What to do
Take the entries below and print all of them exactly, please.

-=-=-

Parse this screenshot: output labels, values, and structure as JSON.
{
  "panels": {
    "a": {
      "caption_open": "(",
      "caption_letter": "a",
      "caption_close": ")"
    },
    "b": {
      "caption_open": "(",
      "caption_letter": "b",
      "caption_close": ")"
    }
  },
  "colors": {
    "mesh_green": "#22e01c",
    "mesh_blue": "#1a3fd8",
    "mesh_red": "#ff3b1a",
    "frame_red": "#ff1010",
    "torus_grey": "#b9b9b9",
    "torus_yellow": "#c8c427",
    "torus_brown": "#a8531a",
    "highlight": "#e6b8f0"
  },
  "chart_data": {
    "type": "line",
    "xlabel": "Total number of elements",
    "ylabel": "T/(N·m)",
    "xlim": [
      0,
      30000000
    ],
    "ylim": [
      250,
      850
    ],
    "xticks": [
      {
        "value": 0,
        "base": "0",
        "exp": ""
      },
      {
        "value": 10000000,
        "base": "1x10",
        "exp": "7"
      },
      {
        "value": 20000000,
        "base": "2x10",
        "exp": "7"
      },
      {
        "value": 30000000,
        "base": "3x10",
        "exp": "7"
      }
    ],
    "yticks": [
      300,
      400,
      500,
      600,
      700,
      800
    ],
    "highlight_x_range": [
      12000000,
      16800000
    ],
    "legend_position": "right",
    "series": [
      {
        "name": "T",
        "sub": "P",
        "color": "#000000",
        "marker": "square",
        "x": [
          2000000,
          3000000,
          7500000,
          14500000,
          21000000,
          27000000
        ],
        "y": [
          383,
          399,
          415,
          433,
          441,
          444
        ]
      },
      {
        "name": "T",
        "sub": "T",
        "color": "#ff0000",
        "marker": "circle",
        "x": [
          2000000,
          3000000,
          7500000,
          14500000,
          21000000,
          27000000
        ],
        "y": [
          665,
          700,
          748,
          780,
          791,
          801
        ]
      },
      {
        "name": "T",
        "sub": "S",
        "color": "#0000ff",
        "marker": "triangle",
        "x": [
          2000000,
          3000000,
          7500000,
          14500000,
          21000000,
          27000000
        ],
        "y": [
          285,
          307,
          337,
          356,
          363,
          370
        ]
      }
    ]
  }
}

-=-=-

Written answer
Parse this screenshot: output labels, values, and structure as JSON.
{
  "panels": {
    "a": {
      "caption_open": "(",
      "caption_letter": "a",
      "caption_close": ")"
    },
    "b": {
      "caption_open": "(",
      "caption_letter": "b",
      "caption_close": ")"
    }
  },
  "colors": {
    "mesh_green": "#22e01c",
    "mesh_blue": "#1a3fd8",
    "mesh_red": "#ff3b1a",
    "frame_red": "#ff1010",
    "torus_grey": "#b9b9b9",
    "torus_yellow": "#c8c427",
    "torus_brown": "#a8531a",
    "highlight": "#e6b8f0"
  },
  "chart_data": {
    "type": "line",
    "xlabel": "Total number of elements",
    "ylabel": "T/(N·m)",
    "xlim": [
      0,
      30000000
    ],
    "ylim": [
      250,
      850
    ],
    "xticks": [
      {
        "value": 0,
        "base": "0",
        "exp": ""
      },
      {
        "value": 10000000,
        "base": "1x10",
        "exp": "7"
      },
      {
        "value": 20000000,
        "base": "2x10",
        "exp": "7"
      },
      {
        "value": 30000000,
        "base": "3x10",
        "exp": "7"
      }
    ],
    "yticks": [
      300,
      400,
      500,
      600,
      700,
      800
    ],
    "highlight_x_range": [
      12000000,
      16800000
    ],
    "legend_position": "right",
    "series": [
      {
        "name": "T",
        "sub": "P",
        "color": "#000000",
        "marker": "square",
        "x": [
          2000000,
          3000000,
          7500000,
          14500000,
          21000000,
          27000000
        ],
        "y": [
          383,
          399,
          415,
          433,
          441,
          444
        ]
      },
      {
        "name": "T",
        "sub": "T",
        "color": "#ff0000",
        "marker": "circle",
        "x": [
          2000000,
          3000000,
          7500000,
          14500000,
          21000000,
          27000000
        ],
        "y": [
          665,
          700,
          748,
          780,
          791,
          801
        ]
      },
      {
        "name": "T",
        "sub": "S",
        "color": "#0000ff",
        "marker": "triangle",
        "x": [
          2000000,
          3000000,
          7500000,
          14500000,
          21000000,
          27000000
        ],
        "y": [
          285,
          307,
          337,
          356,
          363,
          370
        ]
      }
    ]
  }
}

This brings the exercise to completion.